(Dataset items)

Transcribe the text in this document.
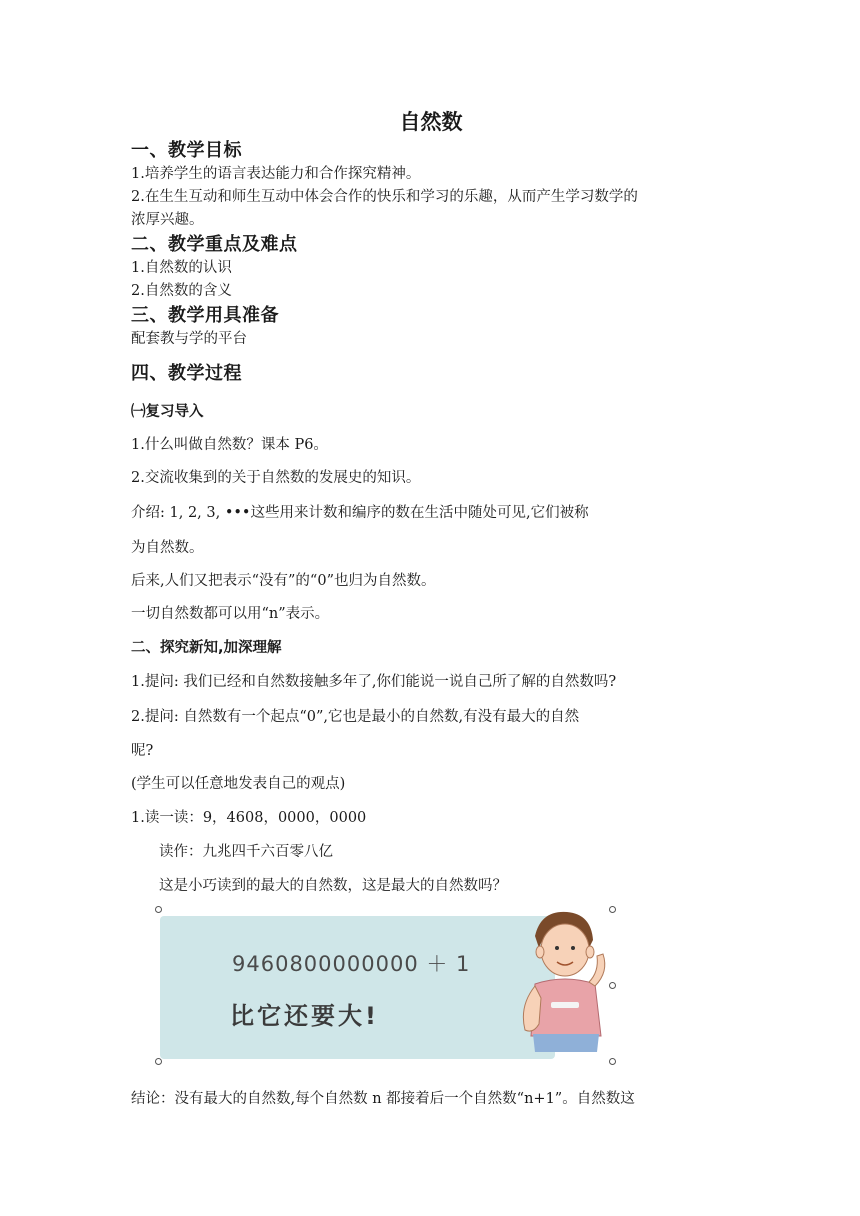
自然数
一、教学目标
1.培养学生的语言表达能力和合作探究精神。
2.在生生互动和师生互动中体会合作的快乐和学习的乐趣，从而产生学习数学的
浓厚兴趣。
二、教学重点及难点
1.自然数的认识
2.自然数的含义
三、教学用具准备
配套教与学的平台
四、教学过程
㈠复习导入
1.什么叫做自然数？课本 P6。
2.交流收集到的关于自然数的发展史的知识。
介绍: 1, 2, 3, •••这些用来计数和编序的数在生活中随处可见,它们被称
为自然数。
后来,人们又把表示“没有”的“0”也归为自然数。
一切自然数都可以用“n”表示。
二、探究新知,加深理解
1.提问: 我们已经和自然数接触多年了,你们能说一说自己所了解的自然数吗?
2.提问: 自然数有一个起点“0”,它也是最小的自然数,有没有最大的自然
呢?
(学生可以任意地发表自己的观点)
1.读一读：9，4608，0000，0000
读作：九兆四千六百零八亿
这是小巧读到的最大的自然数，这是最大的自然数吗？
9460800000000 ＋ 1
比它还要大!
结论：没有最大的自然数,每个自然数 n 都接着后一个自然数“n+1”。自然数这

**DIRECTIONS**
Reproduce the material word for word. Any pictures should be left out of the copy.

**ANSWER**
Transcribe the text in this document.
自然数
一、教学目标
1.培养学生的语言表达能力和合作探究精神。
2.在生生互动和师生互动中体会合作的快乐和学习的乐趣，从而产生学习数学的
浓厚兴趣。
二、教学重点及难点
1.自然数的认识
2.自然数的含义
三、教学用具准备
配套教与学的平台
四、教学过程
㈠复习导入
1.什么叫做自然数？课本 P6。
2.交流收集到的关于自然数的发展史的知识。
介绍: 1, 2, 3, •••这些用来计数和编序的数在生活中随处可见,它们被称
为自然数。
后来,人们又把表示“没有”的“0”也归为自然数。
一切自然数都可以用“n”表示。
二、探究新知,加深理解
1.提问: 我们已经和自然数接触多年了,你们能说一说自己所了解的自然数吗?
2.提问: 自然数有一个起点“0”,它也是最小的自然数,有没有最大的自然
呢?
(学生可以任意地发表自己的观点)
1.读一读：9，4608，0000，0000
读作：九兆四千六百零八亿
这是小巧读到的最大的自然数，这是最大的自然数吗？
9460800000000 ＋ 1
比它还要大!
结论：没有最大的自然数,每个自然数 n 都接着后一个自然数“n+1”。自然数这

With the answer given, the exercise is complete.